═════ Data provided

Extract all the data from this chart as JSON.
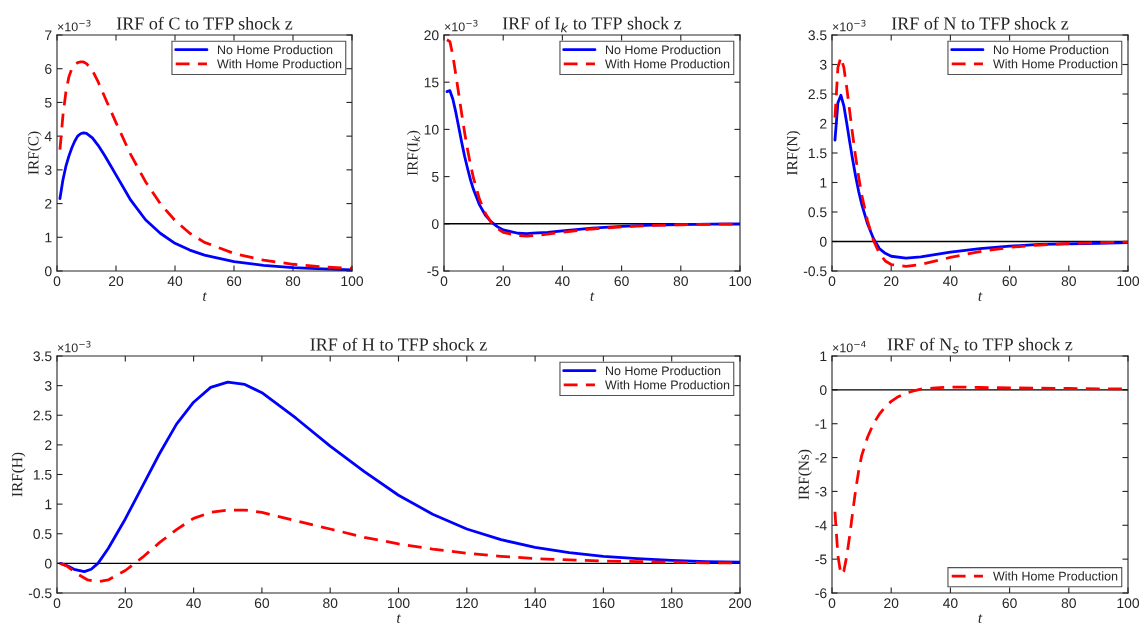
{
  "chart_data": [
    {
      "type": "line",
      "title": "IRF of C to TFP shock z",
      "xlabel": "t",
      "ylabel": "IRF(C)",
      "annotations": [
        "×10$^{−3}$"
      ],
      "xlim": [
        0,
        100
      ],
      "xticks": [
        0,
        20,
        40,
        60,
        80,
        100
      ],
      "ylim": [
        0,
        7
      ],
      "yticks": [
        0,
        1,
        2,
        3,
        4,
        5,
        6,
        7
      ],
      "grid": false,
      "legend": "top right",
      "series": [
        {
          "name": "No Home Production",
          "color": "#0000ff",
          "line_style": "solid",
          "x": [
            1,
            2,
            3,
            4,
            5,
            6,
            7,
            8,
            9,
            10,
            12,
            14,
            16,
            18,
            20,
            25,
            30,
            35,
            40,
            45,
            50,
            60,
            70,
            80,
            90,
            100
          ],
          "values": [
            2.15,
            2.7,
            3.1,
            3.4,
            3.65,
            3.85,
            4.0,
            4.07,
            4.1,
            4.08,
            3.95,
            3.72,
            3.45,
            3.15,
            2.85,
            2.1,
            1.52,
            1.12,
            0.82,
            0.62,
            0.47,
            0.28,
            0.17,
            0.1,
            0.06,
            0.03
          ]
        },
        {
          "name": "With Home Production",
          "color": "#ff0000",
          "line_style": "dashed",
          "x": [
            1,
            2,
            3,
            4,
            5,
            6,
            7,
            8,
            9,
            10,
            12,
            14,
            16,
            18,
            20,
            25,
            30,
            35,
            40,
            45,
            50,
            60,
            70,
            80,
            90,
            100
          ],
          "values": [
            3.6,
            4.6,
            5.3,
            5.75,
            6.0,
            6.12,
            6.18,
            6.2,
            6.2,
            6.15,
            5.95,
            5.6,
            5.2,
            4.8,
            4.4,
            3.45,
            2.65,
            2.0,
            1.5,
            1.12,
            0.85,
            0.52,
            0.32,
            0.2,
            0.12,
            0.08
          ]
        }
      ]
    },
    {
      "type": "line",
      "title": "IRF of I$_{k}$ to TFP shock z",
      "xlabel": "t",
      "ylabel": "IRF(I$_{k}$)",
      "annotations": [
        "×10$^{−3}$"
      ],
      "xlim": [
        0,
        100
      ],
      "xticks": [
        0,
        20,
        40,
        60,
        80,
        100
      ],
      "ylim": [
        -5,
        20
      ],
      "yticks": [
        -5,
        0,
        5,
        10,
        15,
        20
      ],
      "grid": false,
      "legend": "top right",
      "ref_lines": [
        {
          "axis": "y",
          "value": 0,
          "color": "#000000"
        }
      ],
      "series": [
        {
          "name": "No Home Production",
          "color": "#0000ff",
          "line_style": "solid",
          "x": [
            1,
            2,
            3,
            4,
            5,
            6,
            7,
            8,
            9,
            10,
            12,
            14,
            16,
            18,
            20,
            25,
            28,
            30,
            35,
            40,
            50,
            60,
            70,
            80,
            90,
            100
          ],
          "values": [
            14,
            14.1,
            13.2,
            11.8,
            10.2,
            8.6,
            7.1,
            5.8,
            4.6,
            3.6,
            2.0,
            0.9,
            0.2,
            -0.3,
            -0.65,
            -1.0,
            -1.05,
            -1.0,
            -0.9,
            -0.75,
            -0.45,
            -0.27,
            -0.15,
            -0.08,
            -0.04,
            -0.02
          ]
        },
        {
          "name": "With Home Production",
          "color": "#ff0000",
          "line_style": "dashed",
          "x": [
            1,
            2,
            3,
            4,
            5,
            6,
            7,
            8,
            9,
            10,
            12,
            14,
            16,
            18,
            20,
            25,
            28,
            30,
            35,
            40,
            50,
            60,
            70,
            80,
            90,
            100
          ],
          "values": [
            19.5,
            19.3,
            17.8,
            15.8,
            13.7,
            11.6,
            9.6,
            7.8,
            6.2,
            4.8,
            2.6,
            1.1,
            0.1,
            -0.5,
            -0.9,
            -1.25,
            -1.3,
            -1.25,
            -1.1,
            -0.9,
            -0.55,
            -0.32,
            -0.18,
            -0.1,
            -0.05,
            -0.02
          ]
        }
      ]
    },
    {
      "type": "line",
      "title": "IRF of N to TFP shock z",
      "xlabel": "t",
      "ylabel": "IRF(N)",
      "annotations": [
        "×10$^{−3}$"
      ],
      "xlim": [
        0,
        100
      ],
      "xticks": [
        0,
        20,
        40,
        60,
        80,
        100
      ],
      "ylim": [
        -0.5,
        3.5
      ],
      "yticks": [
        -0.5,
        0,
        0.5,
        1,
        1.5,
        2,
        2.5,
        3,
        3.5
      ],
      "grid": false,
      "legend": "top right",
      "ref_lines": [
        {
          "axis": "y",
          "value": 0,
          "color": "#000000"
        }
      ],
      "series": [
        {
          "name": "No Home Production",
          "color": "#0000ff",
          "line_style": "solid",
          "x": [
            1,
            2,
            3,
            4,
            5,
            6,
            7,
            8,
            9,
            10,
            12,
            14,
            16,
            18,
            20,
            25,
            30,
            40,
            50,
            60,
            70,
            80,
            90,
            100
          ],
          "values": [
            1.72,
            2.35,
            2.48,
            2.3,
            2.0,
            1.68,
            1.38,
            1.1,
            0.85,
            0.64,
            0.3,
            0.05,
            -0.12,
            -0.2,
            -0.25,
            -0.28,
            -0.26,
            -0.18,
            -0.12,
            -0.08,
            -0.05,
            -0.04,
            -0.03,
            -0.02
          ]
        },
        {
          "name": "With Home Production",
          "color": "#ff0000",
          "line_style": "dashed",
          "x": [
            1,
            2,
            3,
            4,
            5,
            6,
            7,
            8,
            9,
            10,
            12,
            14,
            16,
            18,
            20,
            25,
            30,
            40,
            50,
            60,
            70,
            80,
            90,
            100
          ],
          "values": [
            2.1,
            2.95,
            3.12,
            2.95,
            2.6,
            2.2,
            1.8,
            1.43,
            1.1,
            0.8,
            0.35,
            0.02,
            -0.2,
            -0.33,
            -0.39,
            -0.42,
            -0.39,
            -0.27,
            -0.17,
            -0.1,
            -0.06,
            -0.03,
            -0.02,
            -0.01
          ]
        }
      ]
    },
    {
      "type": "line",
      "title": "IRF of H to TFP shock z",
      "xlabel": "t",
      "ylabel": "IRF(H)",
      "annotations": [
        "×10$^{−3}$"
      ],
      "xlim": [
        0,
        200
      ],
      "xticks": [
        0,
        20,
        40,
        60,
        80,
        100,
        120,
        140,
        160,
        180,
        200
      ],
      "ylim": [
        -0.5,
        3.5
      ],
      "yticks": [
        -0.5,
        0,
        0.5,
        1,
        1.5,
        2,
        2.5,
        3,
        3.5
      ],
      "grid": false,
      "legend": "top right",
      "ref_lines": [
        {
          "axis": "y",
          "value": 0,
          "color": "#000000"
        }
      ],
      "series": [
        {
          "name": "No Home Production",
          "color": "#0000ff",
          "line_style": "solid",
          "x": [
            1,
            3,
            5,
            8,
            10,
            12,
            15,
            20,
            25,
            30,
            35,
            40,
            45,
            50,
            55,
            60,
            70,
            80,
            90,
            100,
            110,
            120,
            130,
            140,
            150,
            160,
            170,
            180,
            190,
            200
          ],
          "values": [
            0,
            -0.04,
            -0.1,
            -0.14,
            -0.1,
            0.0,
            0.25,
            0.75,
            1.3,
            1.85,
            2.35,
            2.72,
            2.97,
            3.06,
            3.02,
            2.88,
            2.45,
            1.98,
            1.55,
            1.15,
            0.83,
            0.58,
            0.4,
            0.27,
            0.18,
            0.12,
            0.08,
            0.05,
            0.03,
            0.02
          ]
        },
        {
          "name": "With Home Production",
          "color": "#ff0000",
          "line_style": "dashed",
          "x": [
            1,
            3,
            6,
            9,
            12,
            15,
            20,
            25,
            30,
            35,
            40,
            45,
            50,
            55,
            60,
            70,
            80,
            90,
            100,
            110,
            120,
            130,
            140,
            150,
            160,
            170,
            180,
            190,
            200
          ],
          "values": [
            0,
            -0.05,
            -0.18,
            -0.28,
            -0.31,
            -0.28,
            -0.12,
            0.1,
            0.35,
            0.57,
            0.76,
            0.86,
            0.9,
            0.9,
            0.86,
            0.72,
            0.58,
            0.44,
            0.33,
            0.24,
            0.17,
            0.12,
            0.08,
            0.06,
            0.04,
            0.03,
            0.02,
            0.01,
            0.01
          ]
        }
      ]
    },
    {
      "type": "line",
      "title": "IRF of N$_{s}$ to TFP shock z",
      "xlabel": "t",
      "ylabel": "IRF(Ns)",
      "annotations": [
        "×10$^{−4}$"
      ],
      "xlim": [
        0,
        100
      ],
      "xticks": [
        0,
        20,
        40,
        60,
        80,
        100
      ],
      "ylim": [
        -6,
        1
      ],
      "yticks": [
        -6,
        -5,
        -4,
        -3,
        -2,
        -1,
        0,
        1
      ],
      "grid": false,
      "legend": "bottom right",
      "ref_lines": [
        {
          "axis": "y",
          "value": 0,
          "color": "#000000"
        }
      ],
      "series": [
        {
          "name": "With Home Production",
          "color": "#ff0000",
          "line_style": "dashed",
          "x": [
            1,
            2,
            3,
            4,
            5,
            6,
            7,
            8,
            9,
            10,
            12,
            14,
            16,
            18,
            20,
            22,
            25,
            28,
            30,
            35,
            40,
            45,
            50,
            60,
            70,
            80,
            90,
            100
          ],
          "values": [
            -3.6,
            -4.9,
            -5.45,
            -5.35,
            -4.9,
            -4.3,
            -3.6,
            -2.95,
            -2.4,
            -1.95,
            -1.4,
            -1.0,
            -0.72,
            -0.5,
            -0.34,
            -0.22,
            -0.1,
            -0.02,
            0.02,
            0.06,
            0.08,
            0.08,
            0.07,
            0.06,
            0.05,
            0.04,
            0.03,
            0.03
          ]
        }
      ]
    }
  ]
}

══════════
═════ Data provided

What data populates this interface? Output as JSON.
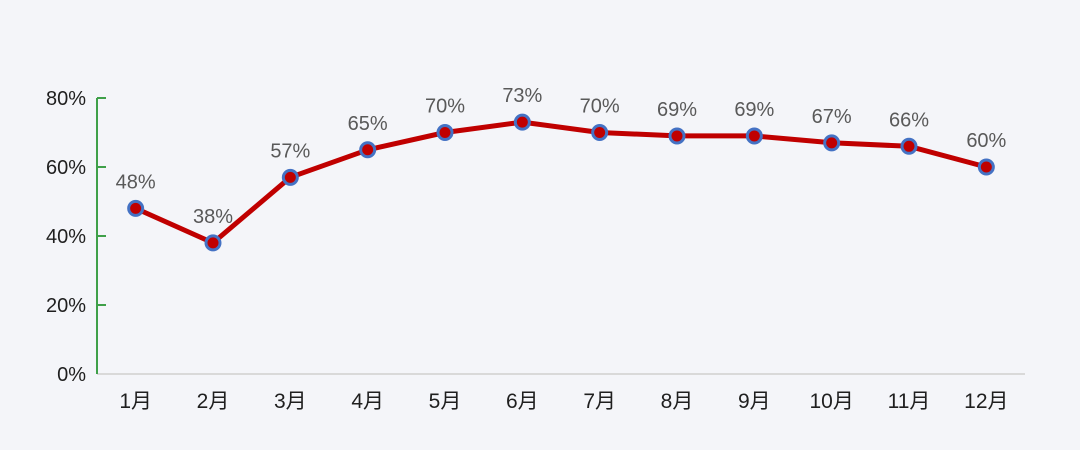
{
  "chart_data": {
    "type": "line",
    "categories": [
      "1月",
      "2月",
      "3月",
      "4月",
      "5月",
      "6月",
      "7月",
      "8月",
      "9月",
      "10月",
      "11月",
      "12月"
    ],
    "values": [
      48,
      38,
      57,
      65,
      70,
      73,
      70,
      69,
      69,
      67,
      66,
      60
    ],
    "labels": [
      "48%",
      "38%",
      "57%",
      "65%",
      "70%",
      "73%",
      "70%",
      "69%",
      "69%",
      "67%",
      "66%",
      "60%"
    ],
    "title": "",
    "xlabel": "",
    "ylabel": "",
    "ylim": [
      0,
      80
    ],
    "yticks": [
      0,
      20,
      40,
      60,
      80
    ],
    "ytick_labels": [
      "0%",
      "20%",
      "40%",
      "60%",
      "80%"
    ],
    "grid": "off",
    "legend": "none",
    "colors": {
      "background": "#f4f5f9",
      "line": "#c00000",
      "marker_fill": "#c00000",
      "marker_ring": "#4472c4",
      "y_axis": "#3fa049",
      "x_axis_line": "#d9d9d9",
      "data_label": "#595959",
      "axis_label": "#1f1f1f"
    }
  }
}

══════════

_What you should do_
Give every line of the material that includes the string "title".

_Answer below_
      "title": "IRF of C to TFP shock z",
      "title": "IRF of I$_{k}$ to TFP shock z",
      "title": "IRF of N to TFP shock z",
      "title": "IRF of H to TFP shock z",
      "title": "IRF of N$_{s}$ to TFP shock z",
    "title": "",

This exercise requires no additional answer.